In this article I will make attempt to outline differences between clustered and non-clustered indexes in SQL Server. Be fully aware that it is not going to be comprehensive explanation, but rather brief overview highlighting purpose of both types of indexes.
Indexes are one of the most important part of database optimization, especially for large and growing database tables. They work in very similar way to index in a book – just imagine massive address book, with thousands pages but no index. Searching this book for specific address is nearly impossible without index.
When query is ran against SQL Server database, Query Optimizer analyses all available indexes for tables involved, and creates most efficient execution plan to run statement. SQL Server reads data in 8KB pages, so if table is small enough to fit on one or two pages, there is no need for an index at all, as SQL Server will only have to make one or two read operations. This operation is called Full Table Scan and for small table it is the most efficient way of pulling the data out. On the other hand, if table has 1,000,000 records and size of row allows reading only 50 rows per page, number of read operations rises to 20,000. That clearly will take a lot of time and this is where indexes come into play. Indexes can massively improve SQL query, however is worth mentioning, that it does not come for free – indexes can take a lot of storage. When index is involved in selecting data from table, this operation is called Index Seek. In general we can distinguish two types of indexes: clustered and non-clustered.

* **Boxed element records**:
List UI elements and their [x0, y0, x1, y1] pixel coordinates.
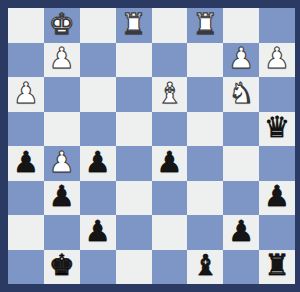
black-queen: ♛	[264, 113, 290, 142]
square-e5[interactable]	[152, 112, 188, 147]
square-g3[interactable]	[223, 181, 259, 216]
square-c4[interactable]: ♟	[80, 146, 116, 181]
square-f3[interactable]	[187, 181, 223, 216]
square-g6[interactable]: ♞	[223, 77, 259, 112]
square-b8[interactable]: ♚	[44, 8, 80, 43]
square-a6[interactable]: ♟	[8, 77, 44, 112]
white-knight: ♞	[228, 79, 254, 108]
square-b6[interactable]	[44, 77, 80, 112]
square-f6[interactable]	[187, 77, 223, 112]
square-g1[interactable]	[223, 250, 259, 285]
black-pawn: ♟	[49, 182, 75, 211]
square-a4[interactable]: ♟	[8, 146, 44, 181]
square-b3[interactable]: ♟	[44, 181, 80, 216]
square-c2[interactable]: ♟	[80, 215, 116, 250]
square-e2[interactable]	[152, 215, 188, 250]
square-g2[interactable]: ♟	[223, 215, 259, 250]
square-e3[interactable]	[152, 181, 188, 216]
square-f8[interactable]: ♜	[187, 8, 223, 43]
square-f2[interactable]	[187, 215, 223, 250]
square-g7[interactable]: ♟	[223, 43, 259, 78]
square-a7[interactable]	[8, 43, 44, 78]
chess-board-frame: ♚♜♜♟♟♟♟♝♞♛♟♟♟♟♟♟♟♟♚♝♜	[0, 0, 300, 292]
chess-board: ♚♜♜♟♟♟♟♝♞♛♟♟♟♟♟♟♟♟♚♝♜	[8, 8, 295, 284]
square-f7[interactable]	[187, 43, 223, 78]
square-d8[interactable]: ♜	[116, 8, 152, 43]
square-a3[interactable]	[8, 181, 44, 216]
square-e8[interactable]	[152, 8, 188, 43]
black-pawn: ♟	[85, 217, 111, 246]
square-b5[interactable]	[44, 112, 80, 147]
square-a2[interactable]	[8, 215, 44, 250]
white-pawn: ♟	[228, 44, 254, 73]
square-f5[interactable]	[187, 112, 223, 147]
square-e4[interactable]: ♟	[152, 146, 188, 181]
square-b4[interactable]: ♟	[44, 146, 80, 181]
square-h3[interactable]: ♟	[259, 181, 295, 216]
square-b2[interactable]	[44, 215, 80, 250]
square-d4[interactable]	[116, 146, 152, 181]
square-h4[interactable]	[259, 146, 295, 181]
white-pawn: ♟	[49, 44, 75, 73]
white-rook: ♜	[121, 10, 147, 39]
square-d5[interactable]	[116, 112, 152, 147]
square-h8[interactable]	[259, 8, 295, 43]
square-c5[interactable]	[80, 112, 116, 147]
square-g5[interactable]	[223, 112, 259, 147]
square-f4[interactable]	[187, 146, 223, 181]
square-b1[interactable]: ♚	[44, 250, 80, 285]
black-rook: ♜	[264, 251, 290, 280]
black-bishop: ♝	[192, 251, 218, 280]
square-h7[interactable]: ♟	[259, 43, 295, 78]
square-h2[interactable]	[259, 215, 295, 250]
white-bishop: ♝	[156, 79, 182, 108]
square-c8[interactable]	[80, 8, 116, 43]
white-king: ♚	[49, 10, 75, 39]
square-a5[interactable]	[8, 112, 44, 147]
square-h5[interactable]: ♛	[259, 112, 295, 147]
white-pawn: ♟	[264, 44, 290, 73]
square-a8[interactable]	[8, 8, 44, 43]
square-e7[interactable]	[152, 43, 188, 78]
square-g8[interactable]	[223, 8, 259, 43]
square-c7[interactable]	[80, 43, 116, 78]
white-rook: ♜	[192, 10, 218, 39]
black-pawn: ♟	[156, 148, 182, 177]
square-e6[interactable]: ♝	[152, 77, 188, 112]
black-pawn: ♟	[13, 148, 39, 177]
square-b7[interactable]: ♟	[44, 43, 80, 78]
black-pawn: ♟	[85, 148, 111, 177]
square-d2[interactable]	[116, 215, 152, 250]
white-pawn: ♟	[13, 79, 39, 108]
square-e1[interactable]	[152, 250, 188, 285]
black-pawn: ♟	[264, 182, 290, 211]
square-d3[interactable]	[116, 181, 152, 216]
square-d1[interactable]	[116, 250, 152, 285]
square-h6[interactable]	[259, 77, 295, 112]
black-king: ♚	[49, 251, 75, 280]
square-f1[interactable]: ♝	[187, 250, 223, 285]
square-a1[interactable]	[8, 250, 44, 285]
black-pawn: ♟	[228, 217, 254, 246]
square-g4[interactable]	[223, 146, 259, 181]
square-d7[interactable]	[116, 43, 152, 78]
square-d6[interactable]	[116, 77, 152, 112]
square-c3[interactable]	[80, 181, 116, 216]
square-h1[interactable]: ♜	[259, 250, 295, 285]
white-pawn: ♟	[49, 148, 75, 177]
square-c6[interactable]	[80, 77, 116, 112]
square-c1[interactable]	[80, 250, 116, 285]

* **PROMPT**:
Answer these questions using the article on SQL Server indexes, numbering each answer to match:
1. To what does the article compare the way indexes work?
2. In what size of pages does SQL Server read data?
3. What is the operation called when an index is involved in selecting data from a table?
These records have no connection to the article on SQL Server indexes.

* **FINISHED TASK**:
1. An index in a book
2. 8KB
3. Index Seek